Recorded data
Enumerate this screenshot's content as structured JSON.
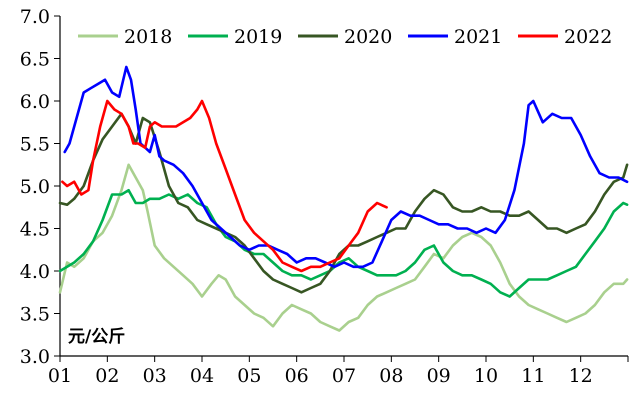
{
  "chart_data": {
    "type": "line",
    "ylabel": "元/公斤",
    "ylim": [
      3.0,
      7.0
    ],
    "yticks": [
      "7.0",
      "6.5",
      "6.0",
      "5.5",
      "5.0",
      "4.5",
      "4.0",
      "3.5",
      "3.0"
    ],
    "ytick_values": [
      7.0,
      6.5,
      6.0,
      5.5,
      5.0,
      4.5,
      4.0,
      3.5,
      3.0
    ],
    "xlim": [
      1,
      13
    ],
    "xticks": [
      "01",
      "02",
      "03",
      "04",
      "05",
      "06",
      "07",
      "08",
      "09",
      "10",
      "11",
      "12"
    ],
    "xtick_values": [
      1,
      2,
      3,
      4,
      5,
      6,
      7,
      8,
      9,
      10,
      11,
      12
    ],
    "grid": false,
    "legend": "top",
    "series": [
      {
        "name": "2018",
        "color": "#a9d08e",
        "x": [
          1.0,
          1.15,
          1.3,
          1.5,
          1.7,
          1.9,
          2.1,
          2.3,
          2.45,
          2.6,
          2.75,
          2.85,
          3.0,
          3.2,
          3.4,
          3.6,
          3.8,
          4.0,
          4.2,
          4.35,
          4.5,
          4.7,
          4.9,
          5.1,
          5.3,
          5.5,
          5.7,
          5.9,
          6.1,
          6.3,
          6.5,
          6.7,
          6.9,
          7.1,
          7.3,
          7.5,
          7.7,
          7.9,
          8.1,
          8.3,
          8.5,
          8.7,
          8.9,
          9.1,
          9.3,
          9.5,
          9.7,
          9.9,
          10.1,
          10.3,
          10.5,
          10.7,
          10.9,
          11.1,
          11.3,
          11.5,
          11.7,
          11.9,
          12.1,
          12.3,
          12.5,
          12.7,
          12.9,
          12.98
        ],
        "values": [
          3.75,
          4.1,
          4.05,
          4.15,
          4.35,
          4.45,
          4.65,
          4.95,
          5.25,
          5.1,
          4.95,
          4.7,
          4.3,
          4.15,
          4.05,
          3.95,
          3.85,
          3.7,
          3.85,
          3.95,
          3.9,
          3.7,
          3.6,
          3.5,
          3.45,
          3.35,
          3.5,
          3.6,
          3.55,
          3.5,
          3.4,
          3.35,
          3.3,
          3.4,
          3.45,
          3.6,
          3.7,
          3.75,
          3.8,
          3.85,
          3.9,
          4.05,
          4.2,
          4.15,
          4.3,
          4.4,
          4.45,
          4.4,
          4.3,
          4.1,
          3.85,
          3.7,
          3.6,
          3.55,
          3.5,
          3.45,
          3.4,
          3.45,
          3.5,
          3.6,
          3.75,
          3.85,
          3.85,
          3.9
        ]
      },
      {
        "name": "2019",
        "color": "#00b050",
        "x": [
          1.0,
          1.15,
          1.3,
          1.5,
          1.7,
          1.9,
          2.1,
          2.3,
          2.45,
          2.6,
          2.75,
          2.9,
          3.1,
          3.3,
          3.5,
          3.7,
          3.9,
          4.1,
          4.3,
          4.5,
          4.7,
          4.9,
          5.1,
          5.3,
          5.5,
          5.7,
          5.9,
          6.1,
          6.3,
          6.5,
          6.7,
          6.9,
          7.1,
          7.3,
          7.5,
          7.7,
          7.9,
          8.1,
          8.3,
          8.5,
          8.7,
          8.9,
          9.1,
          9.3,
          9.5,
          9.7,
          9.9,
          10.1,
          10.3,
          10.5,
          10.7,
          10.9,
          11.1,
          11.3,
          11.5,
          11.7,
          11.9,
          12.1,
          12.3,
          12.5,
          12.7,
          12.9,
          12.98
        ],
        "values": [
          4.0,
          4.05,
          4.1,
          4.2,
          4.35,
          4.6,
          4.9,
          4.9,
          4.95,
          4.8,
          4.8,
          4.85,
          4.85,
          4.9,
          4.85,
          4.9,
          4.8,
          4.75,
          4.55,
          4.4,
          4.35,
          4.25,
          4.2,
          4.2,
          4.1,
          4.0,
          3.95,
          3.95,
          3.9,
          3.95,
          4.0,
          4.1,
          4.15,
          4.05,
          4.0,
          3.95,
          3.95,
          3.95,
          4.0,
          4.1,
          4.25,
          4.3,
          4.1,
          4.0,
          3.95,
          3.95,
          3.9,
          3.85,
          3.75,
          3.7,
          3.8,
          3.9,
          3.9,
          3.9,
          3.95,
          4.0,
          4.05,
          4.2,
          4.35,
          4.5,
          4.7,
          4.8,
          4.78
        ]
      },
      {
        "name": "2020",
        "color": "#375623",
        "x": [
          1.0,
          1.15,
          1.3,
          1.5,
          1.7,
          1.9,
          2.1,
          2.3,
          2.45,
          2.6,
          2.75,
          2.9,
          3.1,
          3.3,
          3.5,
          3.7,
          3.9,
          4.1,
          4.3,
          4.5,
          4.7,
          4.9,
          5.1,
          5.3,
          5.5,
          5.7,
          5.9,
          6.1,
          6.3,
          6.5,
          6.7,
          6.9,
          7.1,
          7.3,
          7.5,
          7.7,
          7.9,
          8.1,
          8.3,
          8.5,
          8.7,
          8.9,
          9.1,
          9.3,
          9.5,
          9.7,
          9.9,
          10.1,
          10.3,
          10.5,
          10.7,
          10.9,
          11.1,
          11.3,
          11.5,
          11.7,
          11.9,
          12.1,
          12.3,
          12.5,
          12.7,
          12.9,
          12.98
        ],
        "values": [
          4.8,
          4.78,
          4.85,
          5.0,
          5.3,
          5.55,
          5.7,
          5.85,
          5.7,
          5.5,
          5.8,
          5.75,
          5.4,
          5.0,
          4.8,
          4.75,
          4.6,
          4.55,
          4.5,
          4.45,
          4.4,
          4.3,
          4.15,
          4.0,
          3.9,
          3.85,
          3.8,
          3.75,
          3.8,
          3.85,
          4.0,
          4.2,
          4.3,
          4.3,
          4.35,
          4.4,
          4.45,
          4.5,
          4.5,
          4.7,
          4.85,
          4.95,
          4.9,
          4.75,
          4.7,
          4.7,
          4.75,
          4.7,
          4.7,
          4.65,
          4.65,
          4.7,
          4.6,
          4.5,
          4.5,
          4.45,
          4.5,
          4.55,
          4.7,
          4.9,
          5.05,
          5.1,
          5.25
        ]
      },
      {
        "name": "2021",
        "color": "#0000ff",
        "x": [
          1.1,
          1.2,
          1.35,
          1.5,
          1.65,
          1.8,
          1.95,
          2.1,
          2.25,
          2.4,
          2.5,
          2.6,
          2.7,
          2.8,
          2.9,
          3.0,
          3.1,
          3.2,
          3.4,
          3.6,
          3.8,
          4.0,
          4.2,
          4.4,
          4.6,
          4.8,
          5.0,
          5.2,
          5.4,
          5.6,
          5.8,
          6.0,
          6.2,
          6.4,
          6.6,
          6.8,
          7.0,
          7.2,
          7.4,
          7.6,
          7.8,
          8.0,
          8.2,
          8.4,
          8.6,
          8.8,
          9.0,
          9.2,
          9.4,
          9.6,
          9.8,
          10.0,
          10.2,
          10.4,
          10.6,
          10.8,
          10.9,
          11.0,
          11.2,
          11.4,
          11.6,
          11.8,
          12.0,
          12.2,
          12.4,
          12.6,
          12.8,
          12.98
        ],
        "values": [
          5.4,
          5.5,
          5.8,
          6.1,
          6.15,
          6.2,
          6.25,
          6.1,
          6.05,
          6.4,
          6.25,
          5.9,
          5.5,
          5.45,
          5.4,
          5.6,
          5.35,
          5.3,
          5.25,
          5.15,
          5.0,
          4.8,
          4.6,
          4.5,
          4.4,
          4.3,
          4.25,
          4.3,
          4.3,
          4.25,
          4.2,
          4.1,
          4.15,
          4.15,
          4.1,
          4.05,
          4.1,
          4.05,
          4.05,
          4.1,
          4.35,
          4.6,
          4.7,
          4.65,
          4.65,
          4.6,
          4.55,
          4.55,
          4.5,
          4.5,
          4.45,
          4.5,
          4.45,
          4.6,
          4.95,
          5.5,
          5.95,
          6.0,
          5.75,
          5.85,
          5.8,
          5.8,
          5.6,
          5.35,
          5.15,
          5.1,
          5.1,
          5.05
        ]
      },
      {
        "name": "2022",
        "color": "#ff0000",
        "x": [
          1.05,
          1.15,
          1.3,
          1.45,
          1.6,
          1.7,
          1.85,
          2.0,
          2.15,
          2.3,
          2.45,
          2.55,
          2.65,
          2.8,
          2.9,
          3.0,
          3.15,
          3.3,
          3.45,
          3.6,
          3.75,
          3.9,
          4.0,
          4.15,
          4.3,
          4.5,
          4.7,
          4.9,
          5.1,
          5.3,
          5.5,
          5.7,
          5.9,
          6.1,
          6.3,
          6.5,
          6.7,
          6.9,
          7.1,
          7.3,
          7.5,
          7.7,
          7.9
        ],
        "values": [
          5.05,
          5.0,
          5.05,
          4.9,
          4.95,
          5.3,
          5.7,
          6.0,
          5.9,
          5.85,
          5.7,
          5.5,
          5.5,
          5.45,
          5.7,
          5.75,
          5.7,
          5.7,
          5.7,
          5.75,
          5.8,
          5.9,
          6.0,
          5.8,
          5.5,
          5.2,
          4.9,
          4.6,
          4.45,
          4.35,
          4.25,
          4.1,
          4.05,
          4.0,
          4.05,
          4.05,
          4.1,
          4.15,
          4.3,
          4.45,
          4.7,
          4.8,
          4.75
        ]
      }
    ]
  }
}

**SET EXERCISE**: Write the number of lines containing the word "name" and nothing besides it.

**RESULT**: 5